_AIM OF THE EXERCISE_
Gather all lines containing the string "scenarios" and copy them out.

_LISTED RECORDS_

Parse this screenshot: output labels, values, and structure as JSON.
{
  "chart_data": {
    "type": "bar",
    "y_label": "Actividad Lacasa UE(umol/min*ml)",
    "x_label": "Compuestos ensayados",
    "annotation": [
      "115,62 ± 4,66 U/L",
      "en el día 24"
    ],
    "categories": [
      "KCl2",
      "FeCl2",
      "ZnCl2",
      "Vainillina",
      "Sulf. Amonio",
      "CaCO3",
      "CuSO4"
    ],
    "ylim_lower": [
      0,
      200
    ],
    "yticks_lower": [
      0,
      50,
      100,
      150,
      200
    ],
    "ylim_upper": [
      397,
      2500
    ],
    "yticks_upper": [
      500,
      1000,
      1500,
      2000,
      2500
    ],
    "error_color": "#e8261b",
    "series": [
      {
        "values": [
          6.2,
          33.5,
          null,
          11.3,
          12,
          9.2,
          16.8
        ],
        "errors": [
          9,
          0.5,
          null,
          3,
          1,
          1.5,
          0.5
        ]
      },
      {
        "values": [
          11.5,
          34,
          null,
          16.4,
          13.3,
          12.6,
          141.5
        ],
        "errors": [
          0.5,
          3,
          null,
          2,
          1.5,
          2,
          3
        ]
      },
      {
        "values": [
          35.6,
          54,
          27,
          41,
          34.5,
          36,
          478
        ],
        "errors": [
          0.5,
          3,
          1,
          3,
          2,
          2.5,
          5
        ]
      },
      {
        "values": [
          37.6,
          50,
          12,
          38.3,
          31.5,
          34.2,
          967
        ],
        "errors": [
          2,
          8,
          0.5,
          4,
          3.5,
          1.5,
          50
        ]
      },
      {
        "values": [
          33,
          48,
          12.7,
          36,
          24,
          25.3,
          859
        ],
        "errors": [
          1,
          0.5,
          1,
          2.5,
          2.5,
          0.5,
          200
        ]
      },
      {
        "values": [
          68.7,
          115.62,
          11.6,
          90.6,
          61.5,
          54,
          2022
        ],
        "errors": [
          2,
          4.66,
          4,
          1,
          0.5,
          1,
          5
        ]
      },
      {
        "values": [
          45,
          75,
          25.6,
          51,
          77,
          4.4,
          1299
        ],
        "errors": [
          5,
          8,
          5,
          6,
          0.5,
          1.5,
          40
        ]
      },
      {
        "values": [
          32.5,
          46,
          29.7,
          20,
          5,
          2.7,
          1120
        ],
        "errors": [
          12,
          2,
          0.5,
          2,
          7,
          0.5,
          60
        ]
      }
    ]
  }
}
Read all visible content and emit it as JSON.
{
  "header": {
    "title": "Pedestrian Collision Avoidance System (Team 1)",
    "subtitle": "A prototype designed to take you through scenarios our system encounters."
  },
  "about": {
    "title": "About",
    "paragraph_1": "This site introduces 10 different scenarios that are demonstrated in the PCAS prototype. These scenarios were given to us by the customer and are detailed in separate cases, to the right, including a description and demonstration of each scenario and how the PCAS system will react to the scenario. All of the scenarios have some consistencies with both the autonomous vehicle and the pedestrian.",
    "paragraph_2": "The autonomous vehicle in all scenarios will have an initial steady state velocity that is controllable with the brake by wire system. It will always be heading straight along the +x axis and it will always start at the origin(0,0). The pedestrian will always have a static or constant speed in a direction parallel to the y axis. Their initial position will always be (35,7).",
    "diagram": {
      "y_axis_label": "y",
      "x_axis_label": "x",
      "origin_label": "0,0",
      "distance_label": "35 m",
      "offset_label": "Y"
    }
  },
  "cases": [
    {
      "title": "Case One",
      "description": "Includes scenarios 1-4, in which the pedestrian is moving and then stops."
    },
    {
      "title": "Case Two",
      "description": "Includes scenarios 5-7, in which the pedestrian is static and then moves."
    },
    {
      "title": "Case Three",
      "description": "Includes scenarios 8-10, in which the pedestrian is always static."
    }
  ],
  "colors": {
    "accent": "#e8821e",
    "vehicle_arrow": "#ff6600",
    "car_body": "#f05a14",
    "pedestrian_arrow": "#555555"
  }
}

_CORRECT ANSWER_
    "subtitle": "A prototype designed to take you through scenarios our system encounters."
    "paragraph_1": "This site introduces 10 different scenarios that are demonstrated in the PCAS prototype. These scenarios were given to us by the customer and are detailed in separate cases, to the right, including a description and demonstration of each scenario and how the PCAS system will react to the scenario. All of the scenarios have some consistencies with both the autonomous vehicle and the pedestrian.",
    "paragraph_2": "The autonomous vehicle in all scenarios will have an initial steady state velocity that is controllable with the brake by wire system. It will always be heading straight along the +x axis and it will always start at the origin(0,0). The pedestrian will always have a static or constant speed in a direction parallel to the y axis. Their initial position will always be (35,7).",
      "description": "Includes scenarios 1-4, in which the pedestrian is moving and then stops."
      "description": "Includes scenarios 5-7, in which the pedestrian is static and then moves."
      "description": "Includes scenarios 8-10, in which the pedestrian is always static."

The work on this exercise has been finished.